>> Start Material for this task

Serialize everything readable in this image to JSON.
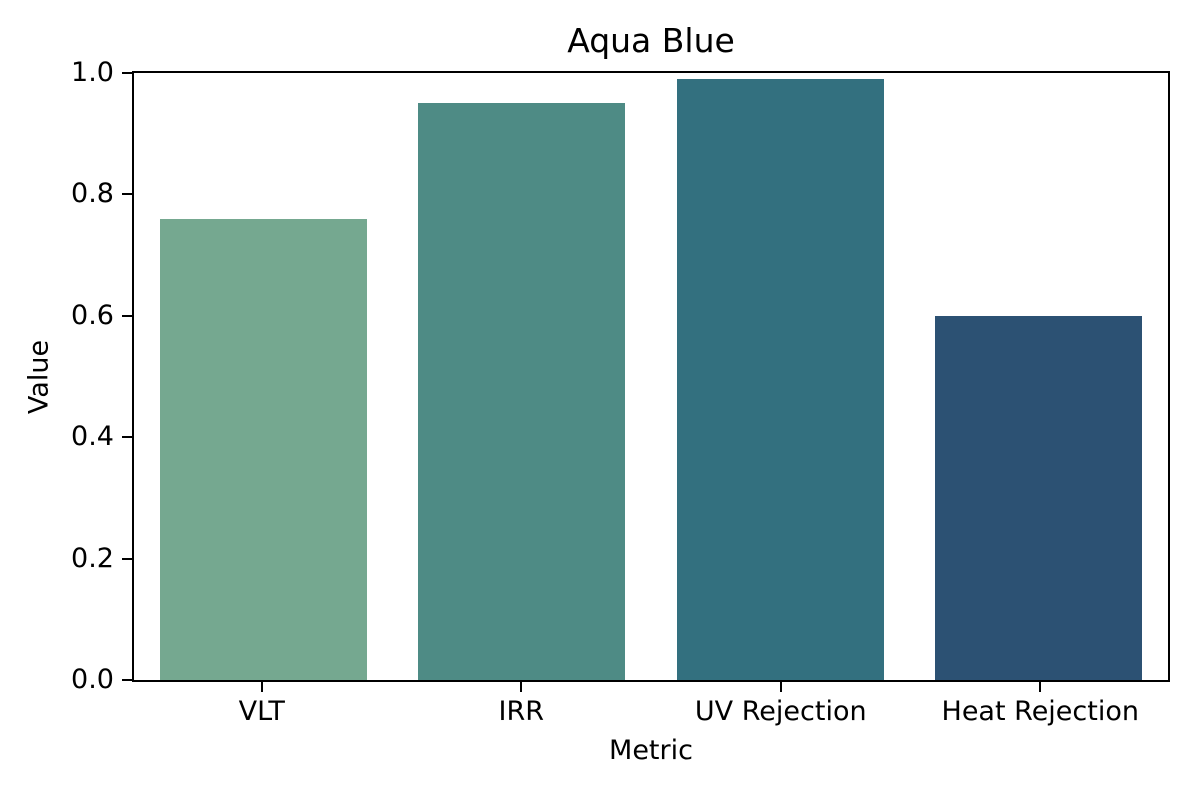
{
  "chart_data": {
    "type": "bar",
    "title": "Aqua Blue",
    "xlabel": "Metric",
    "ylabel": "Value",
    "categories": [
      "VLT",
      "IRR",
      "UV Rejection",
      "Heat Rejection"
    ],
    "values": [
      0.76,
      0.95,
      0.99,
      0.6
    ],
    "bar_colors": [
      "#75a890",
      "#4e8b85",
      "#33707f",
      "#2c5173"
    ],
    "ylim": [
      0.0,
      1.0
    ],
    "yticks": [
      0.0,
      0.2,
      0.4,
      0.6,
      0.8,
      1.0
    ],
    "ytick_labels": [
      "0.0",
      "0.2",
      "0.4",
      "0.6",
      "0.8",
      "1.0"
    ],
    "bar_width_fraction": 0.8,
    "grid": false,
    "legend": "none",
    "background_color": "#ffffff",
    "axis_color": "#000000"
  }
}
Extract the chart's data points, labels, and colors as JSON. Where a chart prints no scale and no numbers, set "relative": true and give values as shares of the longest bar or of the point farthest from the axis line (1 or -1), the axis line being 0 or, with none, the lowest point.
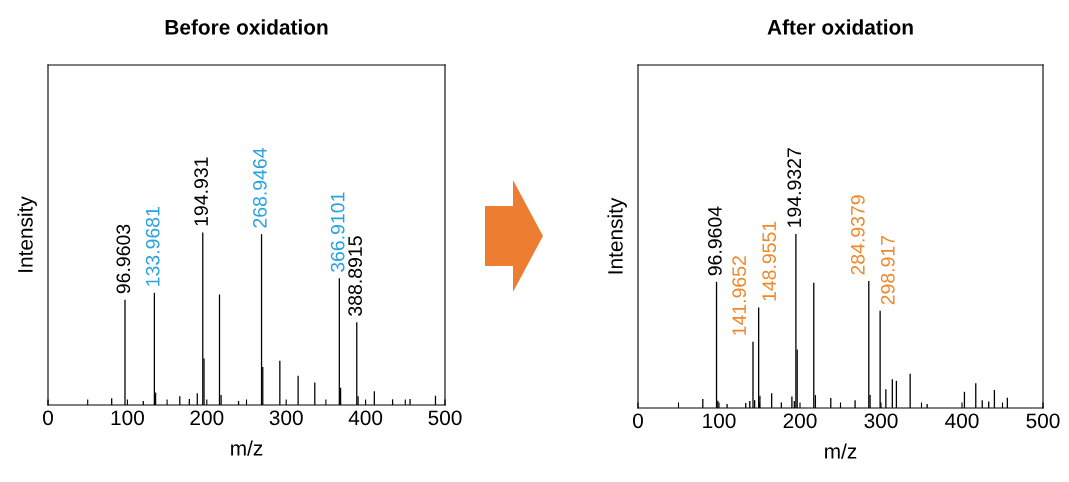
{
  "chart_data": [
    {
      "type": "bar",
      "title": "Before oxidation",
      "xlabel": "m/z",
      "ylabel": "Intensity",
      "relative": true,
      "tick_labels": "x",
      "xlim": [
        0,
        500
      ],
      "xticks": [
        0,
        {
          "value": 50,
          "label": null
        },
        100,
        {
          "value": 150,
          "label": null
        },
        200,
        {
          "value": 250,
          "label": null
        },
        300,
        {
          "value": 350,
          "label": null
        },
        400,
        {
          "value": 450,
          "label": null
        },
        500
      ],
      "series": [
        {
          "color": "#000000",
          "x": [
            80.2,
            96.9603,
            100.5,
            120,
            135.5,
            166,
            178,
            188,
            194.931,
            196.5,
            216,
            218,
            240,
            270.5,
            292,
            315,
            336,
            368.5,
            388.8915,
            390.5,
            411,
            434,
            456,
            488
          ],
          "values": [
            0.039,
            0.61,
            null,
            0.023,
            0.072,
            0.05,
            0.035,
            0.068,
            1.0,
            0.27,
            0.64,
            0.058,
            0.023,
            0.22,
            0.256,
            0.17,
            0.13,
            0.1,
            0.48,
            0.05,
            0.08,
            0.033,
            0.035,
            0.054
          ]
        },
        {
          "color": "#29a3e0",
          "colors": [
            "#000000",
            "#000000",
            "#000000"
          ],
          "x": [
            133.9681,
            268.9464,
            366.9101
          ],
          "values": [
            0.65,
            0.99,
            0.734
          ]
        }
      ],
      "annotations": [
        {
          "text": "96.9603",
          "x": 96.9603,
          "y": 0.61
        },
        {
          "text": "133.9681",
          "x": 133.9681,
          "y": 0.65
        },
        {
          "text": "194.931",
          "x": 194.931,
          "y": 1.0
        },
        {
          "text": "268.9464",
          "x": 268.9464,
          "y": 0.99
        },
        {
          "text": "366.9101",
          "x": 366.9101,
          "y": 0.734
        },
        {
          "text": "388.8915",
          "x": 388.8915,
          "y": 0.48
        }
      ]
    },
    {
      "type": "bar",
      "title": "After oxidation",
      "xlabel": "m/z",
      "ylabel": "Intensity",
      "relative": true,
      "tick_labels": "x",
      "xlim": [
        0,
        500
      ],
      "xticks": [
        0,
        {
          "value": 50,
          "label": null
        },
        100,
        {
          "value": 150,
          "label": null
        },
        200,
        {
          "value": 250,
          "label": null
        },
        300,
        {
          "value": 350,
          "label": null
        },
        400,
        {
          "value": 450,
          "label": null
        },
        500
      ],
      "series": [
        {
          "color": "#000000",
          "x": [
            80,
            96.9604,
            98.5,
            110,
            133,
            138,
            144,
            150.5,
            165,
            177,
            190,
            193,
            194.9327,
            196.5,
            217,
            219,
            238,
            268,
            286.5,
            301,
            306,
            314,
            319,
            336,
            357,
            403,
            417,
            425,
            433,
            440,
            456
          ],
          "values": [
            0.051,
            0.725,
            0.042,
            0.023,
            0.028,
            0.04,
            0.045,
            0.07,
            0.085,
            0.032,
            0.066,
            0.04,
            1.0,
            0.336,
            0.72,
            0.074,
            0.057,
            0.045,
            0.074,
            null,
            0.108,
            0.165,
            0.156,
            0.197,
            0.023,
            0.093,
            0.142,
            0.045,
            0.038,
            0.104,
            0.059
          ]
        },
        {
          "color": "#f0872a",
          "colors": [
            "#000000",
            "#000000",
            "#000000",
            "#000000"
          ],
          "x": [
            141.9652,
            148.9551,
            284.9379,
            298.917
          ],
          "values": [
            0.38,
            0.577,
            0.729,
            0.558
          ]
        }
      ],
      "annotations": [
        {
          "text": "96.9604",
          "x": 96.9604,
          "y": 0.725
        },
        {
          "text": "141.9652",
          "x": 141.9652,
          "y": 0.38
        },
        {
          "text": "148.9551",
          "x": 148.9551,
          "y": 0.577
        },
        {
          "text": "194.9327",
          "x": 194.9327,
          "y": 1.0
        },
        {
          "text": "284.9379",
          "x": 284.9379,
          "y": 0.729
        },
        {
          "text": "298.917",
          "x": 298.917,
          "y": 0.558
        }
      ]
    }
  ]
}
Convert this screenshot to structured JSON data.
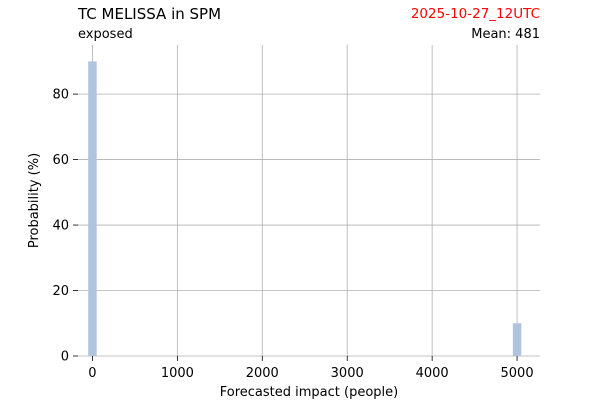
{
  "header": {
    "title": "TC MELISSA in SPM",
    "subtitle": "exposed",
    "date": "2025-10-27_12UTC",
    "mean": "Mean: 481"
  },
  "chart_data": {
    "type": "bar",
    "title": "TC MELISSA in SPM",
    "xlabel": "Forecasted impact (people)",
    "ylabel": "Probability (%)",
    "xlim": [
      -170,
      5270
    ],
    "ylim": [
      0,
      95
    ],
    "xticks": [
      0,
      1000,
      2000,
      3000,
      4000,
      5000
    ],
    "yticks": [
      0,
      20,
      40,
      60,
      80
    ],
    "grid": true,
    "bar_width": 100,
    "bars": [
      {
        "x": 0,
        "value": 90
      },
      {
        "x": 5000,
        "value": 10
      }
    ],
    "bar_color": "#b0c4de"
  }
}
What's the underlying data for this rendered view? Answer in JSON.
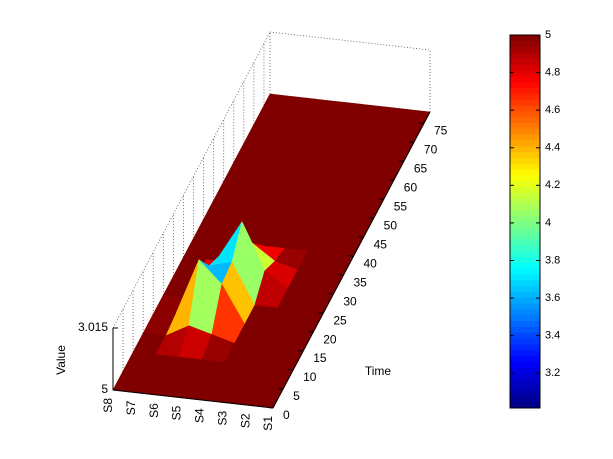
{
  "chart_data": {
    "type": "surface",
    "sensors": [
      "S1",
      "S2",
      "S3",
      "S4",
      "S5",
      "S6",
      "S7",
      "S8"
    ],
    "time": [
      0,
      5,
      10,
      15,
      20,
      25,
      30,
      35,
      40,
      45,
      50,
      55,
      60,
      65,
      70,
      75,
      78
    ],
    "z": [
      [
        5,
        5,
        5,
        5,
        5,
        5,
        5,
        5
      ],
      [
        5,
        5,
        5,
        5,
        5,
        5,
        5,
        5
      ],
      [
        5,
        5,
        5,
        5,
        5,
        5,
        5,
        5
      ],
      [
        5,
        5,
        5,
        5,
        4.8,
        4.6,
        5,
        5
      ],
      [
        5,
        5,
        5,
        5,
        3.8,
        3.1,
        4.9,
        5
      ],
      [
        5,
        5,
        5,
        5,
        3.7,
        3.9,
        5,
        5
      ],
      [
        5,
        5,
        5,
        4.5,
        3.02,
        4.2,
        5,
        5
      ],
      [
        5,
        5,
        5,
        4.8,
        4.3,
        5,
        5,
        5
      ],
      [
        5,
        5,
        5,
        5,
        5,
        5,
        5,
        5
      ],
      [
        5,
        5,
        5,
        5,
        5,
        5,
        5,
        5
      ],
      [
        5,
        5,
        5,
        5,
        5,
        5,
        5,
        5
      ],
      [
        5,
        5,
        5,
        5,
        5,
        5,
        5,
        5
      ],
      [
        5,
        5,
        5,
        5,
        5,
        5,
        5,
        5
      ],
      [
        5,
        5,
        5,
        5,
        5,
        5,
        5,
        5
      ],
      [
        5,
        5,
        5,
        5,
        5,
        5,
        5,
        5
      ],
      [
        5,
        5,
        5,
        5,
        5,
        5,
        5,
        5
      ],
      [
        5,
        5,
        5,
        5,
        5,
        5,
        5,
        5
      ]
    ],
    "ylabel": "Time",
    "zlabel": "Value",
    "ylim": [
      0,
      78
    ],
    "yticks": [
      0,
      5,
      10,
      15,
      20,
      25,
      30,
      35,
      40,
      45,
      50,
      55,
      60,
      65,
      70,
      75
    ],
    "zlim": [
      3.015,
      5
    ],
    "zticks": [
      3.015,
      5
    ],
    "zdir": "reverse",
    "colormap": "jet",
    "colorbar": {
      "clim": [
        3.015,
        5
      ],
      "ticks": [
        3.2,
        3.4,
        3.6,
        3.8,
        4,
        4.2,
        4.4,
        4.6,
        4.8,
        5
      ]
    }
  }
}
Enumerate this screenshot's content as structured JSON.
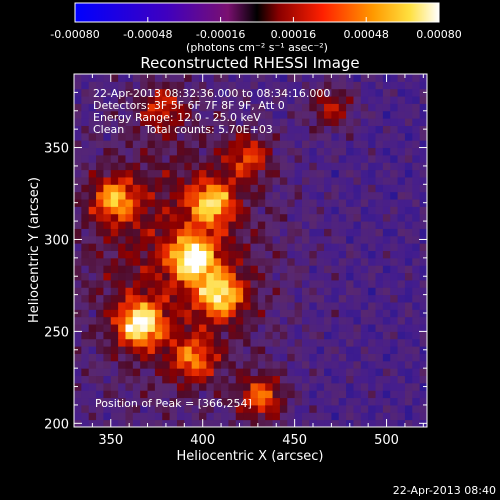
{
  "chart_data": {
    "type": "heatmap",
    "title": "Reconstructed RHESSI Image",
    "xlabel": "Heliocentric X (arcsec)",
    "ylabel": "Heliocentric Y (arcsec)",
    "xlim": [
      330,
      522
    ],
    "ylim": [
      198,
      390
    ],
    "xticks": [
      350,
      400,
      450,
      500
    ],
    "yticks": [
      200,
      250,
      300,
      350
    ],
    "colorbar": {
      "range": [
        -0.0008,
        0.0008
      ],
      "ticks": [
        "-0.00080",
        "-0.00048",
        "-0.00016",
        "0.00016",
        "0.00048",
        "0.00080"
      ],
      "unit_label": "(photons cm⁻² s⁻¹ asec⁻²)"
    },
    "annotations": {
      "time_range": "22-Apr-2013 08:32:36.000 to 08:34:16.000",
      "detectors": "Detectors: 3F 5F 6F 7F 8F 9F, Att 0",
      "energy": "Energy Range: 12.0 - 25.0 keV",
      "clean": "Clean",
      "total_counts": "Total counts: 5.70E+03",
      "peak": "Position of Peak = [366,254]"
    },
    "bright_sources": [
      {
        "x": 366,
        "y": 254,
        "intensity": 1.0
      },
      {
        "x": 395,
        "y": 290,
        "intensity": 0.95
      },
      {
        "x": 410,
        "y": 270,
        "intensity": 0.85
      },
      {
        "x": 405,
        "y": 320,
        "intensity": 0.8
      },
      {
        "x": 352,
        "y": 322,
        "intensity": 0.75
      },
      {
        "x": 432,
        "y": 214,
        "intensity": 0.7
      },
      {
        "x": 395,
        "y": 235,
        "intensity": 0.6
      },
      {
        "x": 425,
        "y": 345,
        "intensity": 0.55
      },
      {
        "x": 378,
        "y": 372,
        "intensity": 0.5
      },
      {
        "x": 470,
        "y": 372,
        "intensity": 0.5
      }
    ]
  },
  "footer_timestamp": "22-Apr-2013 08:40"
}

>> End Material for this task

Exercise brief:
Pick out lines containing the word "screenshot", each one as written.

Completed exercise:
Convert this screenshot to structured JSON data.
Enumerate this screenshot's content as structured JSON.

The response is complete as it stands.